• _EXERCISE REQUIREMENTS_: Copy each line of the material below that includes the string "type".

______________________________

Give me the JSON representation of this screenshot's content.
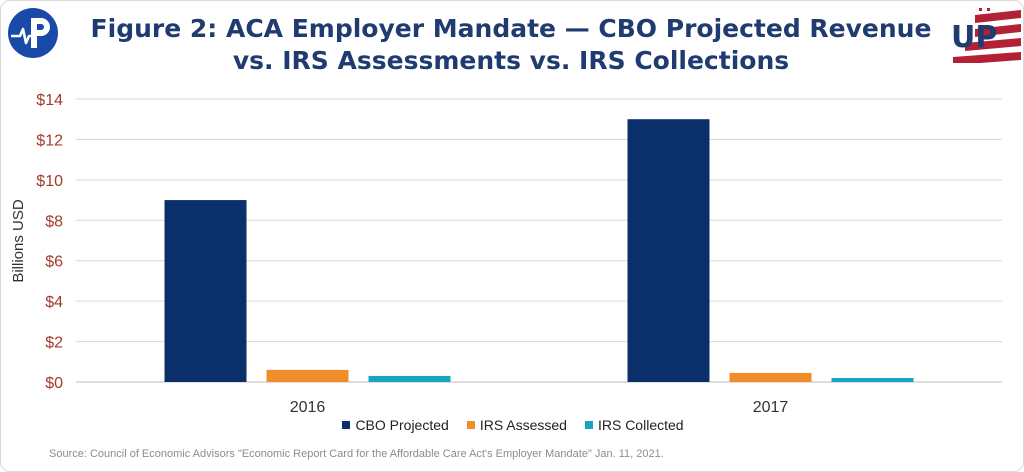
{
  "title_lines": [
    "Figure 2: ACA Employer Mandate  — CBO Projected Revenue",
    "vs. IRS Assessments vs. IRS Collections"
  ],
  "source": "Source: Council of Economic Advisors \"Economic Report Card for the Affordable Care Act's Employer Mandate\" Jan. 11, 2021.",
  "logos": {
    "left": "p-pulse-logo",
    "right": "up-flag-logo",
    "right_text": "UP"
  },
  "colors": {
    "title": "#1f3b70",
    "axis_ticks": "#a33b2c",
    "grid": "#d9d9d9",
    "cbo": "#0a2f6b",
    "irs_assessed": "#f28c28",
    "irs_collected": "#17a3c2",
    "logo_blue": "#1a4aa8",
    "logo_red": "#b22234"
  },
  "chart_data": {
    "type": "bar",
    "title": "Figure 2: ACA Employer Mandate  — CBO Projected Revenue vs. IRS Assessments vs. IRS Collections",
    "xlabel": "",
    "ylabel": "Billions USD",
    "ylim": [
      0,
      14
    ],
    "yticks": [
      0,
      2,
      4,
      6,
      8,
      10,
      12,
      14
    ],
    "ytick_labels": [
      "$0",
      "$2",
      "$4",
      "$6",
      "$8",
      "$10",
      "$12",
      "$14"
    ],
    "categories": [
      "2016",
      "2017"
    ],
    "series": [
      {
        "name": "CBO Projected",
        "values": [
          9.0,
          13.0
        ],
        "color": "#0a2f6b"
      },
      {
        "name": "IRS Assessed",
        "values": [
          0.6,
          0.45
        ],
        "color": "#f28c28"
      },
      {
        "name": "IRS Collected",
        "values": [
          0.3,
          0.2
        ],
        "color": "#17a3c2"
      }
    ],
    "grid": true,
    "legend": "bottom"
  }
}
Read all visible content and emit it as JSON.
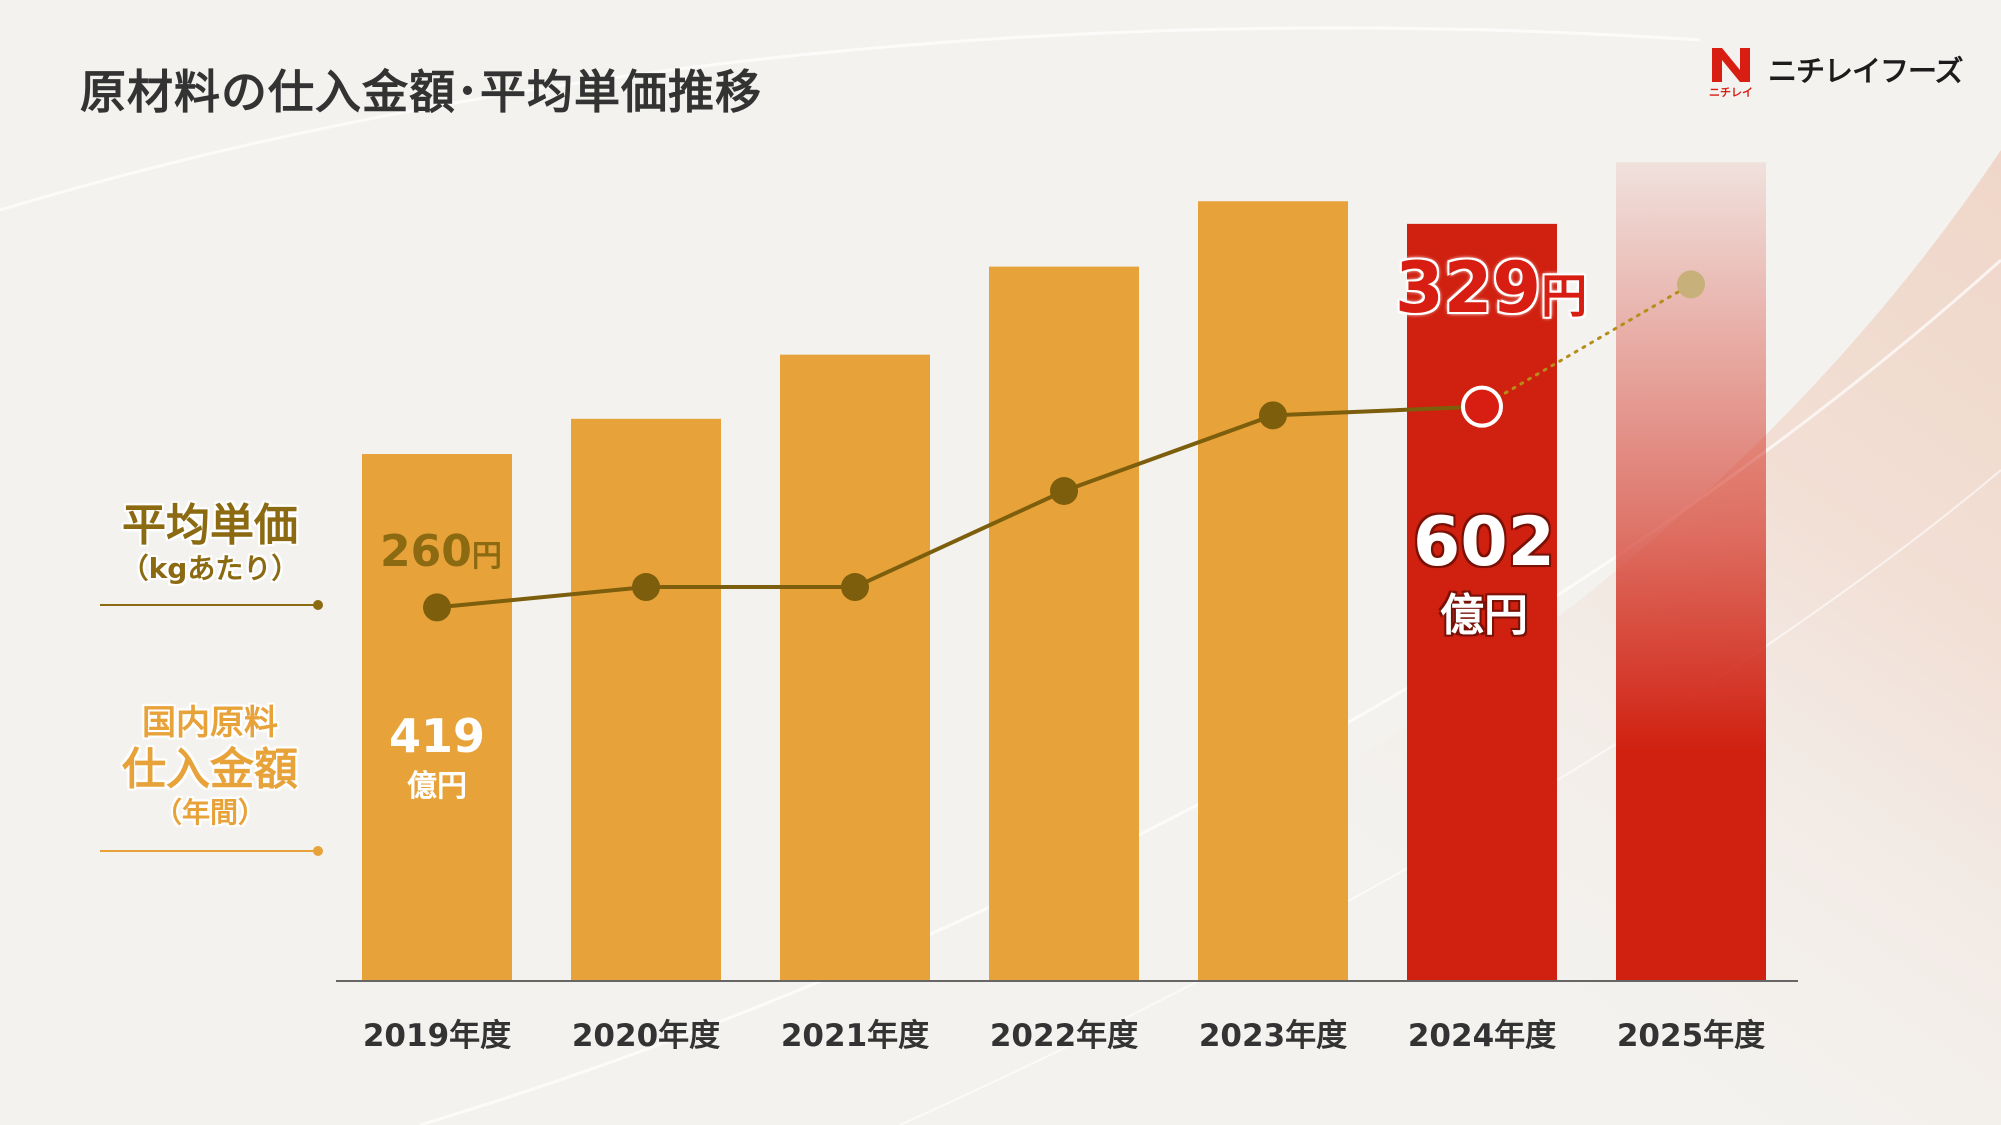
{
  "page": {
    "title": "原材料の仕入金額･平均単価推移",
    "logo_text": "ニチレイフーズ",
    "logo_sub": "ニチレイ"
  },
  "labels": {
    "price_line1": "平均単価",
    "price_line2": "（kgあたり）",
    "amount_line1": "国内原料",
    "amount_line2": "仕入金額",
    "amount_line3": "（年間）"
  },
  "colors": {
    "bar": "#e7a33a",
    "bar_highlight": "#d02010",
    "line": "#7d5e0c",
    "forecast_point": "#c7b07a",
    "highlight_point": "#d81e12",
    "text_dark": "#333333"
  },
  "chart_data": {
    "type": "bar+line",
    "categories": [
      "2019年度",
      "2020年度",
      "2021年度",
      "2022年度",
      "2023年度",
      "2024年度",
      "2025年度"
    ],
    "series": [
      {
        "name": "国内原料仕入金額（年間）",
        "unit": "億円",
        "type": "bar",
        "values": [
          419,
          447,
          498,
          568,
          620,
          602,
          651
        ]
      },
      {
        "name": "平均単価（kgあたり）",
        "unit": "円",
        "type": "line",
        "values": [
          260,
          267,
          267,
          300,
          326,
          329,
          371
        ]
      }
    ],
    "bar_ylim": [
      0,
      780
    ],
    "line_ylim": [
      100,
      400
    ],
    "forecast_indices": [
      6
    ],
    "highlight_index": 5,
    "annotations": {
      "first_bar_value": "419",
      "first_bar_unit": "億円",
      "highlight_bar_value": "602",
      "highlight_bar_unit": "億円",
      "first_point_value": "260",
      "first_point_unit": "円",
      "highlight_point_value": "329",
      "highlight_point_unit": "円"
    },
    "grid": false,
    "legend": "left"
  }
}
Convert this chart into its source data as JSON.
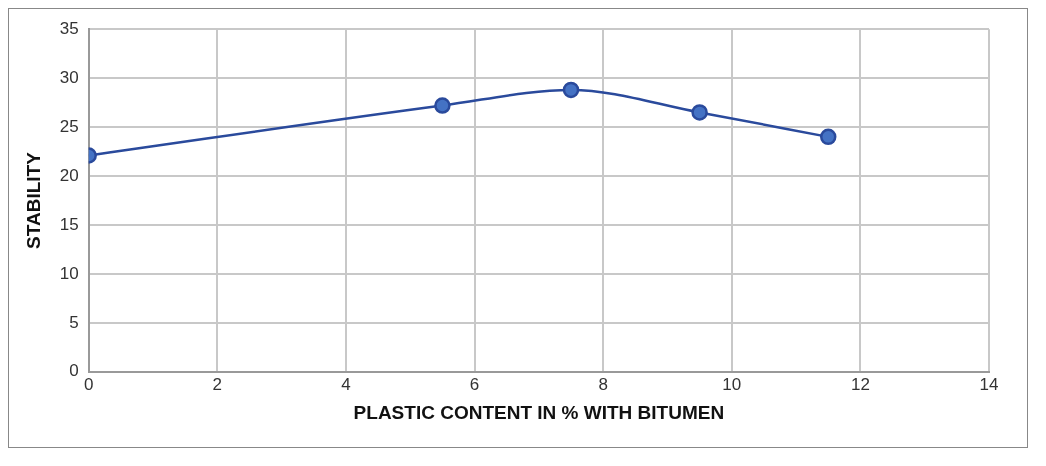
{
  "chart_data": {
    "type": "line",
    "xlabel": "PLASTIC CONTENT IN % WITH BITUMEN",
    "ylabel": "STABILITY",
    "series": [
      {
        "color": "#2a4a9c",
        "x": [
          0,
          5.5,
          7.5,
          9.5,
          11.5
        ],
        "values": [
          22.1,
          27.2,
          28.8,
          26.5,
          24.0
        ]
      }
    ],
    "xlim": [
      0,
      14
    ],
    "xticks": [
      0,
      2,
      4,
      6,
      8,
      10,
      12,
      14
    ],
    "ylim": [
      0,
      35
    ],
    "yticks": [
      0,
      5,
      10,
      15,
      20,
      25,
      30,
      35
    ],
    "grid": true,
    "legend": false,
    "marker": "circle",
    "line_style": "solid"
  }
}
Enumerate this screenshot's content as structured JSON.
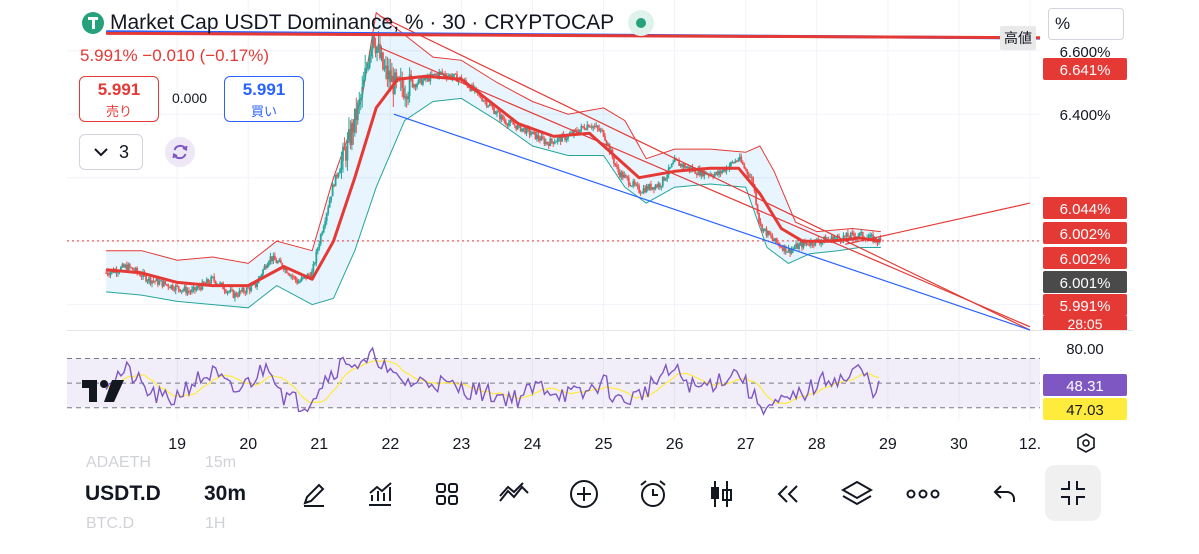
{
  "header": {
    "title": "Market Cap USDT Dominance, % · 30 · CRYPTOCAP",
    "ohlc_text": "5.991% −0.010 (−0.17%)",
    "high_label": "高値",
    "scale_button": "%"
  },
  "trade": {
    "sell_value": "5.991",
    "sell_label": "売り",
    "spread": "0.000",
    "buy_value": "5.991",
    "buy_label": "買い",
    "indicators_count": "3"
  },
  "bottom_bar": {
    "symbol": "USDT.D",
    "timeframe": "30m",
    "ghost_top_left": "ADAETH",
    "ghost_top_right": "15m",
    "ghost_bottom_left": "BTC.D",
    "ghost_bottom_right": "1H"
  },
  "colors": {
    "up": "#26a69a",
    "down": "#ef5350",
    "red_line": "#e53935",
    "blue_line": "#2962ff",
    "rsi": "#7e57c2",
    "rsi_ma": "#ffeb3b",
    "price_dot": "#131722"
  },
  "chart_data": {
    "type": "candlestick",
    "title": "Market Cap USDT Dominance, % · 30 · CRYPTOCAP",
    "y_unit": "%",
    "y_ticks": [
      "6.600%",
      "6.400%"
    ],
    "ylim": [
      5.72,
      6.76
    ],
    "x_ticks": [
      "19",
      "20",
      "21",
      "22",
      "23",
      "24",
      "25",
      "26",
      "27",
      "28",
      "29",
      "30",
      "12."
    ],
    "x_tick_values": [
      19,
      20,
      21,
      22,
      23,
      24,
      25,
      26,
      27,
      28,
      29,
      30,
      31
    ],
    "price_path": [
      [
        18.0,
        5.9
      ],
      [
        18.3,
        5.92
      ],
      [
        18.6,
        5.88
      ],
      [
        18.9,
        5.86
      ],
      [
        19.2,
        5.84
      ],
      [
        19.5,
        5.88
      ],
      [
        19.8,
        5.83
      ],
      [
        20.1,
        5.86
      ],
      [
        20.3,
        5.95
      ],
      [
        20.5,
        5.92
      ],
      [
        20.7,
        5.87
      ],
      [
        20.9,
        5.9
      ],
      [
        21.0,
        6.0
      ],
      [
        21.2,
        6.18
      ],
      [
        21.4,
        6.3
      ],
      [
        21.6,
        6.46
      ],
      [
        21.75,
        6.66
      ],
      [
        21.9,
        6.54
      ],
      [
        22.1,
        6.48
      ],
      [
        22.4,
        6.5
      ],
      [
        22.7,
        6.53
      ],
      [
        23.0,
        6.51
      ],
      [
        23.3,
        6.45
      ],
      [
        23.6,
        6.38
      ],
      [
        23.9,
        6.35
      ],
      [
        24.2,
        6.31
      ],
      [
        24.5,
        6.33
      ],
      [
        24.8,
        6.37
      ],
      [
        25.0,
        6.34
      ],
      [
        25.2,
        6.22
      ],
      [
        25.5,
        6.16
      ],
      [
        25.8,
        6.18
      ],
      [
        26.0,
        6.25
      ],
      [
        26.3,
        6.22
      ],
      [
        26.6,
        6.21
      ],
      [
        26.9,
        6.26
      ],
      [
        27.1,
        6.19
      ],
      [
        27.2,
        6.05
      ],
      [
        27.4,
        6.0
      ],
      [
        27.6,
        5.97
      ],
      [
        27.8,
        5.99
      ],
      [
        28.0,
        6.0
      ],
      [
        28.3,
        6.01
      ],
      [
        28.6,
        6.02
      ],
      [
        28.9,
        6.0
      ]
    ],
    "ma_path": [
      [
        18.0,
        5.91
      ],
      [
        18.5,
        5.9
      ],
      [
        19.0,
        5.87
      ],
      [
        19.5,
        5.86
      ],
      [
        20.0,
        5.86
      ],
      [
        20.5,
        5.92
      ],
      [
        20.9,
        5.88
      ],
      [
        21.2,
        6.0
      ],
      [
        21.5,
        6.2
      ],
      [
        21.8,
        6.42
      ],
      [
        22.1,
        6.51
      ],
      [
        22.5,
        6.52
      ],
      [
        23.0,
        6.51
      ],
      [
        23.4,
        6.44
      ],
      [
        23.8,
        6.37
      ],
      [
        24.3,
        6.33
      ],
      [
        24.8,
        6.34
      ],
      [
        25.1,
        6.28
      ],
      [
        25.5,
        6.2
      ],
      [
        26.0,
        6.22
      ],
      [
        26.5,
        6.23
      ],
      [
        26.9,
        6.23
      ],
      [
        27.2,
        6.15
      ],
      [
        27.5,
        6.04
      ],
      [
        27.8,
        6.0
      ],
      [
        28.2,
        6.0
      ],
      [
        28.6,
        6.01
      ],
      [
        28.9,
        6.0
      ]
    ],
    "bb_upper": [
      [
        18.0,
        5.97
      ],
      [
        18.5,
        5.97
      ],
      [
        19.0,
        5.94
      ],
      [
        19.5,
        5.95
      ],
      [
        20.0,
        5.93
      ],
      [
        20.4,
        6.0
      ],
      [
        20.9,
        5.97
      ],
      [
        21.2,
        6.2
      ],
      [
        21.6,
        6.45
      ],
      [
        21.8,
        6.72
      ],
      [
        22.2,
        6.65
      ],
      [
        22.6,
        6.58
      ],
      [
        23.0,
        6.57
      ],
      [
        23.5,
        6.5
      ],
      [
        24.0,
        6.44
      ],
      [
        24.5,
        6.4
      ],
      [
        25.0,
        6.42
      ],
      [
        25.3,
        6.38
      ],
      [
        25.6,
        6.26
      ],
      [
        26.0,
        6.29
      ],
      [
        26.5,
        6.29
      ],
      [
        27.0,
        6.28
      ],
      [
        27.2,
        6.3
      ],
      [
        27.4,
        6.22
      ],
      [
        27.7,
        6.06
      ],
      [
        28.0,
        6.03
      ],
      [
        28.5,
        6.04
      ],
      [
        28.9,
        6.03
      ]
    ],
    "bb_lower": [
      [
        18.0,
        5.84
      ],
      [
        18.5,
        5.83
      ],
      [
        19.0,
        5.81
      ],
      [
        19.5,
        5.8
      ],
      [
        20.0,
        5.79
      ],
      [
        20.4,
        5.86
      ],
      [
        20.9,
        5.8
      ],
      [
        21.2,
        5.82
      ],
      [
        21.5,
        5.97
      ],
      [
        21.8,
        6.17
      ],
      [
        22.2,
        6.38
      ],
      [
        22.6,
        6.44
      ],
      [
        23.0,
        6.45
      ],
      [
        23.5,
        6.38
      ],
      [
        24.0,
        6.3
      ],
      [
        24.5,
        6.27
      ],
      [
        25.0,
        6.27
      ],
      [
        25.3,
        6.17
      ],
      [
        25.6,
        6.12
      ],
      [
        26.0,
        6.17
      ],
      [
        26.5,
        6.18
      ],
      [
        27.0,
        6.17
      ],
      [
        27.3,
        5.98
      ],
      [
        27.6,
        5.93
      ],
      [
        27.9,
        5.96
      ],
      [
        28.3,
        5.97
      ],
      [
        28.6,
        5.98
      ],
      [
        28.9,
        5.98
      ]
    ],
    "trendlines": [
      {
        "color": "red",
        "from": [
          21.85,
          6.71
        ],
        "to": [
          31.0,
          5.72
        ]
      },
      {
        "color": "red",
        "from": [
          21.85,
          6.61
        ],
        "to": [
          31.0,
          5.73
        ]
      },
      {
        "color": "red",
        "from": [
          28.4,
          5.99
        ],
        "to": [
          31.0,
          6.12
        ]
      },
      {
        "color": "blue",
        "from": [
          22.05,
          6.4
        ],
        "to": [
          31.0,
          5.72
        ]
      },
      {
        "color": "blue",
        "from": [
          18.0,
          6.66
        ],
        "to": [
          31.0,
          6.64
        ]
      },
      {
        "color": "red",
        "from": [
          18.0,
          6.655
        ],
        "to": [
          31.0,
          6.641
        ]
      }
    ],
    "price_labels": [
      {
        "text": "6.641%",
        "value": 6.641,
        "color": "#e53935"
      },
      {
        "text": "6.044%",
        "value": 6.044,
        "color": "#e53935"
      },
      {
        "text": "6.002%",
        "value": 6.002,
        "color": "#e53935"
      },
      {
        "text": "6.002%",
        "value": 6.002,
        "color": "#e53935"
      },
      {
        "text": "6.001%",
        "value": 6.001,
        "color": "#4a4a4a"
      },
      {
        "text": "5.991%",
        "value": 5.991,
        "color": "#e53935"
      }
    ],
    "countdown": "28:05",
    "last_price_line": 6.001,
    "rsi": {
      "upper_band": 70,
      "lower_band": 30,
      "mid": 50,
      "ylim": [
        20,
        85
      ],
      "tick": "80.00",
      "value": "48.31",
      "ma_value": "47.03",
      "path": [
        [
          18.0,
          52
        ],
        [
          18.3,
          60
        ],
        [
          18.6,
          42
        ],
        [
          18.9,
          35
        ],
        [
          19.2,
          50
        ],
        [
          19.5,
          58
        ],
        [
          19.8,
          42
        ],
        [
          20.1,
          55
        ],
        [
          20.3,
          66
        ],
        [
          20.5,
          40
        ],
        [
          20.8,
          32
        ],
        [
          21.1,
          55
        ],
        [
          21.4,
          70
        ],
        [
          21.6,
          62
        ],
        [
          21.8,
          74
        ],
        [
          22.0,
          55
        ],
        [
          22.3,
          50
        ],
        [
          22.6,
          52
        ],
        [
          22.9,
          46
        ],
        [
          23.2,
          44
        ],
        [
          23.5,
          40
        ],
        [
          23.8,
          38
        ],
        [
          24.1,
          48
        ],
        [
          24.4,
          42
        ],
        [
          24.7,
          40
        ],
        [
          25.0,
          52
        ],
        [
          25.2,
          35
        ],
        [
          25.5,
          40
        ],
        [
          25.8,
          55
        ],
        [
          26.0,
          60
        ],
        [
          26.3,
          45
        ],
        [
          26.6,
          52
        ],
        [
          26.9,
          60
        ],
        [
          27.1,
          38
        ],
        [
          27.3,
          30
        ],
        [
          27.6,
          35
        ],
        [
          27.9,
          45
        ],
        [
          28.2,
          55
        ],
        [
          28.4,
          52
        ],
        [
          28.6,
          62
        ],
        [
          28.8,
          45
        ],
        [
          28.9,
          48
        ]
      ]
    }
  }
}
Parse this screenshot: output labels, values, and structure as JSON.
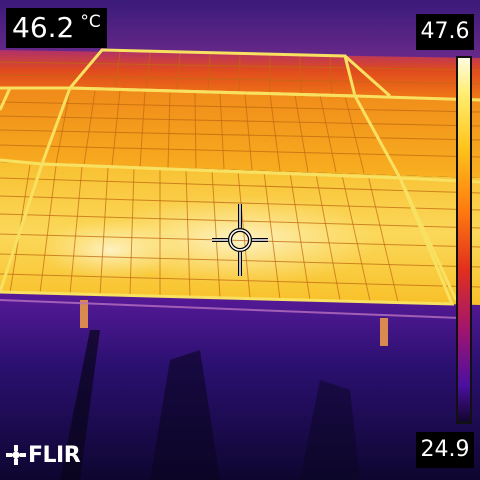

______________________________

• _ANSWER_:
    "type": "bar",
    "type": "bar+line",
        "type": "bar",
        "type": "line",
    "type": "line",
    "type": "candlestick",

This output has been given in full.